### Supplied material ###

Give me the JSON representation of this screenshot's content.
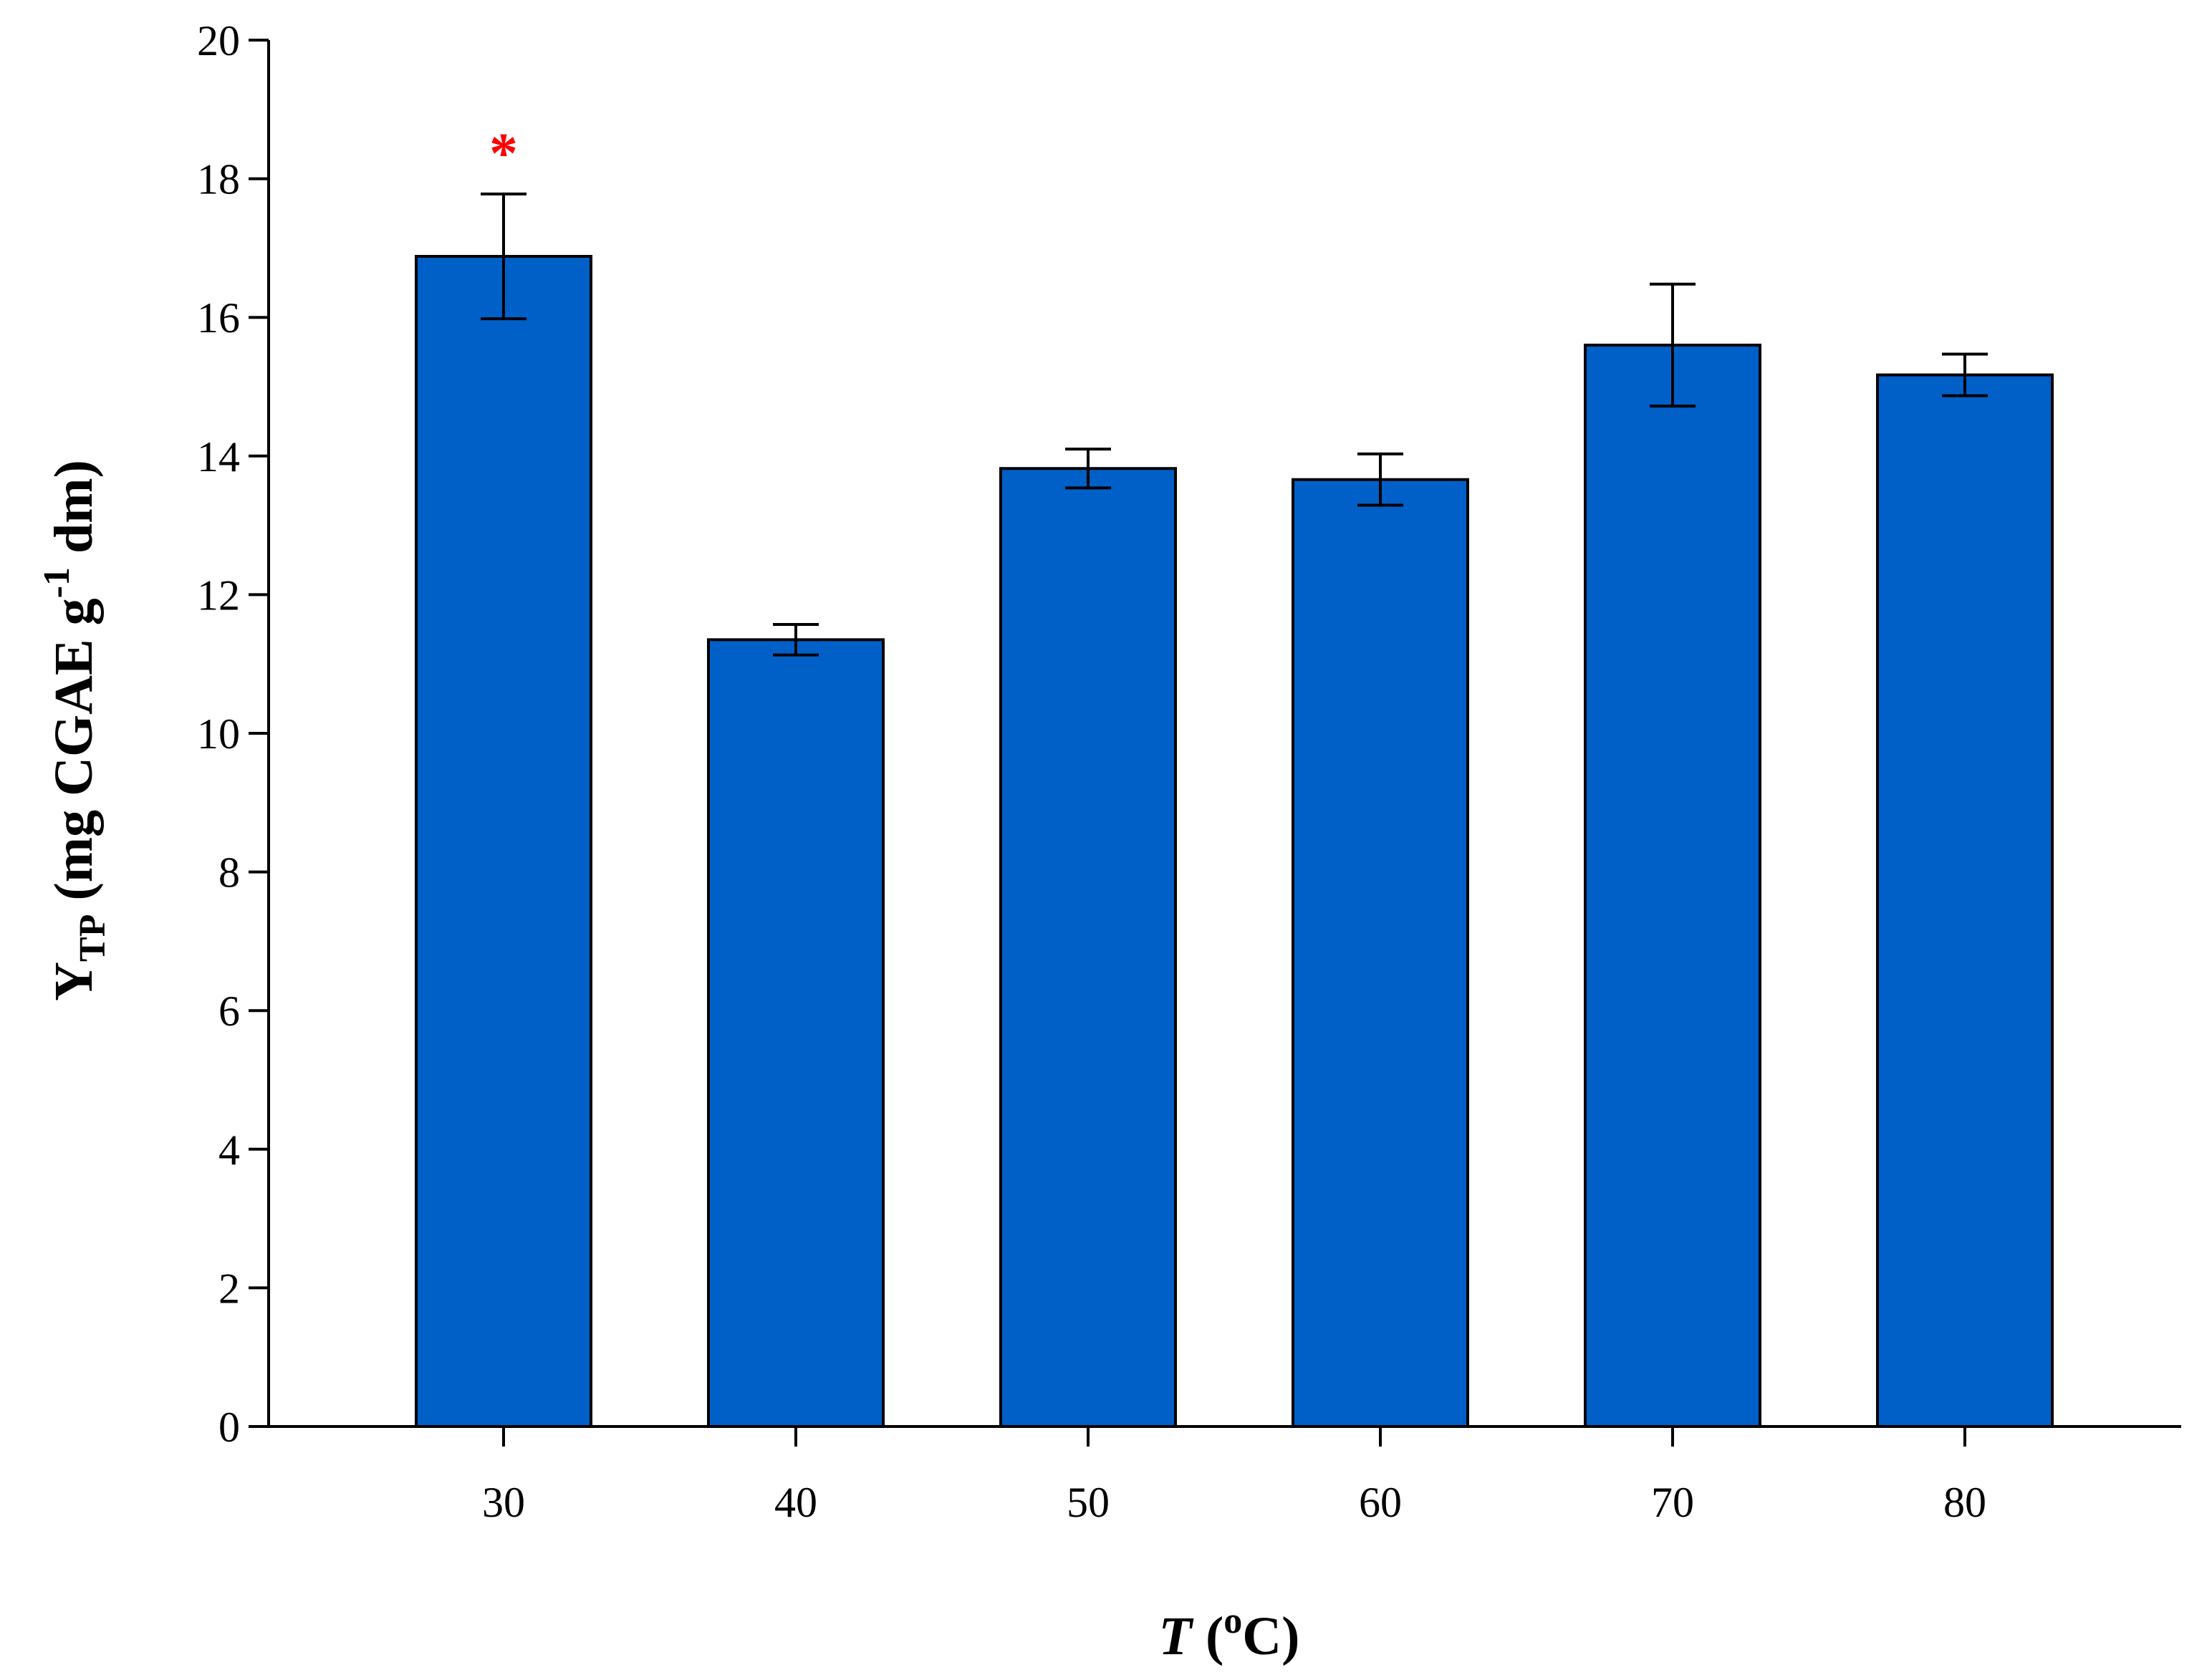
{
  "chart_data": {
    "type": "bar",
    "categories": [
      "30",
      "40",
      "50",
      "60",
      "70",
      "80"
    ],
    "values": [
      16.88,
      11.35,
      13.82,
      13.66,
      15.6,
      15.17
    ],
    "errors": [
      0.9,
      0.22,
      0.28,
      0.37,
      0.88,
      0.3
    ],
    "annotations": [
      {
        "category": "30",
        "text": "*",
        "color": "#ff0000"
      }
    ],
    "ylim": [
      0,
      20
    ],
    "yticks": [
      "0",
      "2",
      "4",
      "6",
      "8",
      "10",
      "12",
      "14",
      "16",
      "18",
      "20"
    ],
    "xlabel": {
      "italic": "T",
      "open": " (",
      "sup": "o",
      "rest": "C)"
    },
    "ylabel": {
      "main": "Y",
      "sub": "TP",
      "mid": " (mg CGAE g",
      "sup": "-1",
      "end": " dm)"
    },
    "bar_color": "#0060c8",
    "grid": false,
    "legend": "none"
  }
}
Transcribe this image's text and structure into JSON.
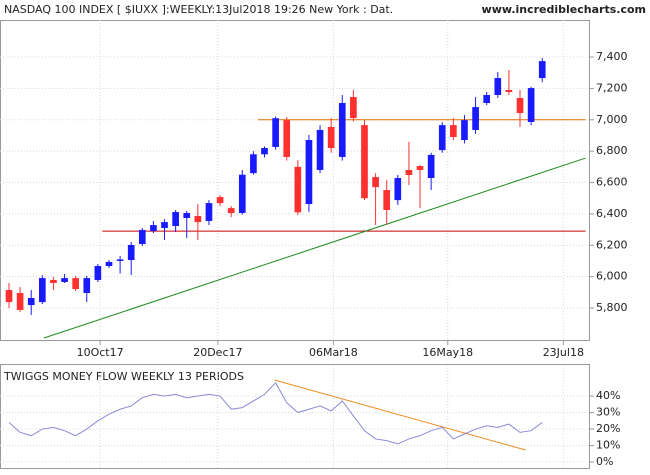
{
  "chart_data": [
    {
      "type": "candlestick",
      "title": "NASDAQ 100 INDEX [ $IUXX ]:WEEKLY:13Jul2018 19:26 New York : Dat.",
      "subtitle": "www.incrediblecharts.com",
      "categories": [
        null,
        null,
        null,
        null,
        null,
        null,
        null,
        null,
        null,
        null,
        null,
        null,
        null,
        null,
        null,
        null,
        null,
        null,
        null,
        null,
        null,
        null,
        null,
        null,
        null,
        null,
        null,
        null,
        null,
        null,
        null,
        null,
        null,
        null,
        null,
        null,
        null,
        null,
        null,
        null,
        null,
        null,
        null,
        null,
        null,
        null,
        null,
        null,
        null
      ],
      "open": [
        5915,
        5896,
        5819,
        5838,
        5979,
        5966,
        5991,
        5896,
        5979,
        6068,
        6100,
        6106,
        6208,
        6291,
        6310,
        6323,
        6374,
        6387,
        6355,
        6508,
        6437,
        6406,
        6660,
        6780,
        6827,
        6998,
        6700,
        6463,
        6680,
        6954,
        6763,
        7145,
        6966,
        6635,
        6552,
        6488,
        6680,
        6705,
        6629,
        6807,
        6966,
        6871,
        6935,
        7107,
        7158,
        7190,
        7139,
        6986,
        7266
      ],
      "high": [
        5960,
        5934,
        5915,
        6010,
        5998,
        6017,
        6004,
        6004,
        6081,
        6106,
        6132,
        6221,
        6310,
        6355,
        6367,
        6425,
        6418,
        6463,
        6488,
        6520,
        6450,
        6680,
        6800,
        6830,
        7020,
        7017,
        6743,
        6903,
        6966,
        7011,
        7158,
        7190,
        6998,
        6660,
        6616,
        6648,
        6860,
        6712,
        6790,
        6985,
        7011,
        7030,
        7145,
        7177,
        7304,
        7317,
        7190,
        7210,
        7394
      ],
      "low": [
        5800,
        5775,
        5756,
        5826,
        5915,
        5960,
        5909,
        5838,
        5966,
        6055,
        6020,
        6010,
        6196,
        6278,
        6234,
        6285,
        6247,
        6234,
        6329,
        6450,
        6380,
        6395,
        6650,
        6760,
        6810,
        6740,
        6393,
        6412,
        6660,
        6790,
        6740,
        6990,
        6488,
        6330,
        6330,
        6457,
        6584,
        6437,
        6552,
        6790,
        6871,
        6850,
        6910,
        7094,
        7139,
        7158,
        6954,
        6966,
        7240
      ],
      "close": [
        5838,
        5788,
        5864,
        5991,
        5960,
        5991,
        5921,
        5991,
        6068,
        6094,
        6110,
        6202,
        6298,
        6329,
        6348,
        6412,
        6406,
        6348,
        6469,
        6469,
        6406,
        6650,
        6780,
        6820,
        7010,
        6763,
        6410,
        6871,
        6935,
        6820,
        7107,
        7011,
        6500,
        6571,
        6425,
        6629,
        6648,
        6680,
        6776,
        6966,
        6890,
        6998,
        7081,
        7158,
        7266,
        7177,
        7043,
        7202,
        7374
      ],
      "up_color": "#1a1aff",
      "down_color": "#ff3030",
      "xlim": [
        -0.81,
        52.3
      ],
      "xticks": [
        {
          "value": 8.2,
          "label": "10Oct17"
        },
        {
          "value": 18.8,
          "label": "20Dec17"
        },
        {
          "value": 29.2,
          "label": "06Mar18"
        },
        {
          "value": 39.5,
          "label": "16May18"
        },
        {
          "value": 49.9,
          "label": "23Jul18"
        }
      ],
      "ylim": [
        5590,
        7636
      ],
      "yticks": [
        {
          "value": 5800,
          "label": "5,800"
        },
        {
          "value": 6000,
          "label": "6,000"
        },
        {
          "value": 6200,
          "label": "6,200"
        },
        {
          "value": 6400,
          "label": "6,400"
        },
        {
          "value": 6600,
          "label": "6,600"
        },
        {
          "value": 6800,
          "label": "6,800"
        },
        {
          "value": 7000,
          "label": "7,000"
        },
        {
          "value": 7200,
          "label": "7,200"
        },
        {
          "value": 7400,
          "label": "7,400"
        }
      ],
      "grid": true,
      "lines": [
        {
          "color": "#cc0000",
          "x": [
            8.4,
            51.9
          ],
          "y": [
            6290,
            6290
          ]
        },
        {
          "color": "#e07000",
          "x": [
            22.4,
            51.9
          ],
          "y": [
            7000,
            7000
          ]
        },
        {
          "color": "#1a8a1a",
          "x": [
            3.15,
            51.9
          ],
          "y": [
            5609,
            6756
          ]
        }
      ]
    },
    {
      "type": "line",
      "title": "TWIGGS MONEY FLOW WEEKLY 13 PERIODS",
      "color": "#8a8ad8",
      "values": [
        24,
        18,
        16,
        20,
        21,
        19,
        16,
        20,
        25,
        29,
        32,
        34,
        39,
        41,
        40,
        41,
        39,
        40,
        41,
        40,
        32,
        33,
        37,
        41,
        48,
        36,
        30,
        32,
        34,
        31,
        37,
        28,
        19,
        14,
        13,
        11,
        14,
        16,
        19,
        21,
        14,
        17,
        20,
        22,
        21,
        23,
        18,
        19,
        24
      ],
      "xlim": [
        -0.81,
        52.3
      ],
      "ylim": [
        -3.6,
        58.8
      ],
      "yticks": [
        {
          "value": 0,
          "label": "0%"
        },
        {
          "value": 10,
          "label": "10%"
        },
        {
          "value": 20,
          "label": "20%"
        },
        {
          "value": 30,
          "label": "30%"
        },
        {
          "value": 40,
          "label": "40%"
        }
      ],
      "grid": true,
      "lines": [
        {
          "color": "#f08a20",
          "x": [
            23.9,
            46.5
          ],
          "y": [
            49.7,
            7.3
          ]
        }
      ]
    }
  ]
}
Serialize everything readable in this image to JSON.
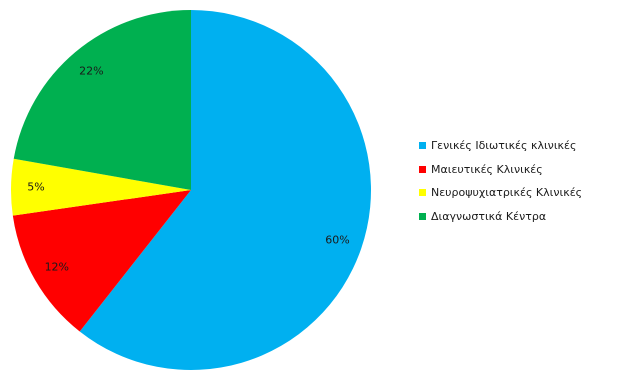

###

» Exercise prompt
Print each entry shown above with exact wording and no pictures.

» Full solution
Give me the JSON representation of this screenshot's content.
{
  "chart_data": {
    "type": "bar",
    "categories": [
      "30",
      "40",
      "50",
      "60",
      "70",
      "80"
    ],
    "values": [
      16.88,
      11.35,
      13.82,
      13.66,
      15.6,
      15.17
    ],
    "errors": [
      0.9,
      0.22,
      0.28,
      0.37,
      0.88,
      0.3
    ],
    "annotations": [
      {
        "category": "30",
        "text": "*",
        "color": "#ff0000"
      }
    ],
    "ylim": [
      0,
      20
    ],
    "yticks": [
      "0",
      "2",
      "4",
      "6",
      "8",
      "10",
      "12",
      "14",
      "16",
      "18",
      "20"
    ],
    "xlabel": {
      "italic": "T",
      "open": " (",
      "sup": "o",
      "rest": "C)"
    },
    "ylabel": {
      "main": "Y",
      "sub": "TP",
      "mid": " (mg CGAE g",
      "sup": "-1",
      "end": " dm)"
    },
    "bar_color": "#0060c8",
    "grid": false,
    "legend": "none"
  }
}
Transcribe this image's text and structure into JSON.
{
  "chart_data": [
    {
      "type": "candlestick",
      "title": "NASDAQ 100 INDEX [ $IUXX ]:WEEKLY:13Jul2018 19:26 New York : Dat.",
      "subtitle": "www.incrediblecharts.com",
      "categories": [
        null,
        null,
        null,
        null,
        null,
        null,
        null,
        null,
        null,
        null,
        null,
        null,
        null,
        null,
        null,
        null,
        null,
        null,
        null,
        null,
        null,
        null,
        null,
        null,
        null,
        null,
        null,
        null,
        null,
        null,
        null,
        null,
        null,
        null,
        null,
        null,
        null,
        null,
        null,
        null,
        null,
        null,
        null,
        null,
        null,
        null,
        null,
        null,
        null
      ],
      "open": [
        5915,
        5896,
        5819,
        5838,
        5979,
        5966,
        5991,
        5896,
        5979,
        6068,
        6100,
        6106,
        6208,
        6291,
        6310,
        6323,
        6374,
        6387,
        6355,
        6508,
        6437,
        6406,
        6660,
        6780,
        6827,
        6998,
        6700,
        6463,
        6680,
        6954,
        6763,
        7145,
        6966,
        6635,
        6552,
        6488,
        6680,
        6705,
        6629,
        6807,
        6966,
        6871,
        6935,
        7107,
        7158,
        7190,
        7139,
        6986,
        7266
      ],
      "high": [
        5960,
        5934,
        5915,
        6010,
        5998,
        6017,
        6004,
        6004,
        6081,
        6106,
        6132,
        6221,
        6310,
        6355,
        6367,
        6425,
        6418,
        6463,
        6488,
        6520,
        6450,
        6680,
        6800,
        6830,
        7020,
        7017,
        6743,
        6903,
        6966,
        7011,
        7158,
        7190,
        6998,
        6660,
        6616,
        6648,
        6860,
        6712,
        6790,
        6985,
        7011,
        7030,
        7145,
        7177,
        7304,
        7317,
        7190,
        7210,
        7394
      ],
      "low": [
        5800,
        5775,
        5756,
        5826,
        5915,
        5960,
        5909,
        5838,
        5966,
        6055,
        6020,
        6010,
        6196,
        6278,
        6234,
        6285,
        6247,
        6234,
        6329,
        6450,
        6380,
        6395,
        6650,
        6760,
        6810,
        6740,
        6393,
        6412,
        6660,
        6790,
        6740,
        6990,
        6488,
        6330,
        6330,
        6457,
        6584,
        6437,
        6552,
        6790,
        6871,
        6850,
        6910,
        7094,
        7139,
        7158,
        6954,
        6966,
        7240
      ],
      "close": [
        5838,
        5788,
        5864,
        5991,
        5960,
        5991,
        5921,
        5991,
        6068,
        6094,
        6110,
        6202,
        6298,
        6329,
        6348,
        6412,
        6406,
        6348,
        6469,
        6469,
        6406,
        6650,
        6780,
        6820,
        7010,
        6763,
        6410,
        6871,
        6935,
        6820,
        7107,
        7011,
        6500,
        6571,
        6425,
        6629,
        6648,
        6680,
        6776,
        6966,
        6890,
        6998,
        7081,
        7158,
        7266,
        7177,
        7043,
        7202,
        7374
      ],
      "up_color": "#1a1aff",
      "down_color": "#ff3030",
      "xlim": [
        -0.81,
        52.3
      ],
      "xticks": [
        {
          "value": 8.2,
          "label": "10Oct17"
        },
        {
          "value": 18.8,
          "label": "20Dec17"
        },
        {
          "value": 29.2,
          "label": "06Mar18"
        },
        {
          "value": 39.5,
          "label": "16May18"
        },
        {
          "value": 49.9,
          "label": "23Jul18"
        }
      ],
      "ylim": [
        5590,
        7636
      ],
      "yticks": [
        {
          "value": 5800,
          "label": "5,800"
        },
        {
          "value": 6000,
          "label": "6,000"
        },
        {
          "value": 6200,
          "label": "6,200"
        },
        {
          "value": 6400,
          "label": "6,400"
        },
        {
          "value": 6600,
          "label": "6,600"
        },
        {
          "value": 6800,
          "label": "6,800"
        },
        {
          "value": 7000,
          "label": "7,000"
        },
        {
          "value": 7200,
          "label": "7,200"
        },
        {
          "value": 7400,
          "label": "7,400"
        }
      ],
      "grid": true,
      "lines": [
        {
          "color": "#cc0000",
          "x": [
            8.4,
            51.9
          ],
          "y": [
            6290,
            6290
          ]
        },
        {
          "color": "#e07000",
          "x": [
            22.4,
            51.9
          ],
          "y": [
            7000,
            7000
          ]
        },
        {
          "color": "#1a8a1a",
          "x": [
            3.15,
            51.9
          ],
          "y": [
            5609,
            6756
          ]
        }
      ]
    },
    {
      "type": "line",
      "title": "TWIGGS MONEY FLOW WEEKLY 13 PERIODS",
      "color": "#8a8ad8",
      "values": [
        24,
        18,
        16,
        20,
        21,
        19,
        16,
        20,
        25,
        29,
        32,
        34,
        39,
        41,
        40,
        41,
        39,
        40,
        41,
        40,
        32,
        33,
        37,
        41,
        48,
        36,
        30,
        32,
        34,
        31,
        37,
        28,
        19,
        14,
        13,
        11,
        14,
        16,
        19,
        21,
        14,
        17,
        20,
        22,
        21,
        23,
        18,
        19,
        24
      ],
      "xlim": [
        -0.81,
        52.3
      ],
      "ylim": [
        -3.6,
        58.8
      ],
      "yticks": [
        {
          "value": 0,
          "label": "0%"
        },
        {
          "value": 10,
          "label": "10%"
        },
        {
          "value": 20,
          "label": "20%"
        },
        {
          "value": 30,
          "label": "30%"
        },
        {
          "value": 40,
          "label": "40%"
        }
      ],
      "grid": true,
      "lines": [
        {
          "color": "#f08a20",
          "x": [
            23.9,
            46.5
          ],
          "y": [
            49.7,
            7.3
          ]
        }
      ]
    }
  ]
}
Serialize everything readable in this image to JSON.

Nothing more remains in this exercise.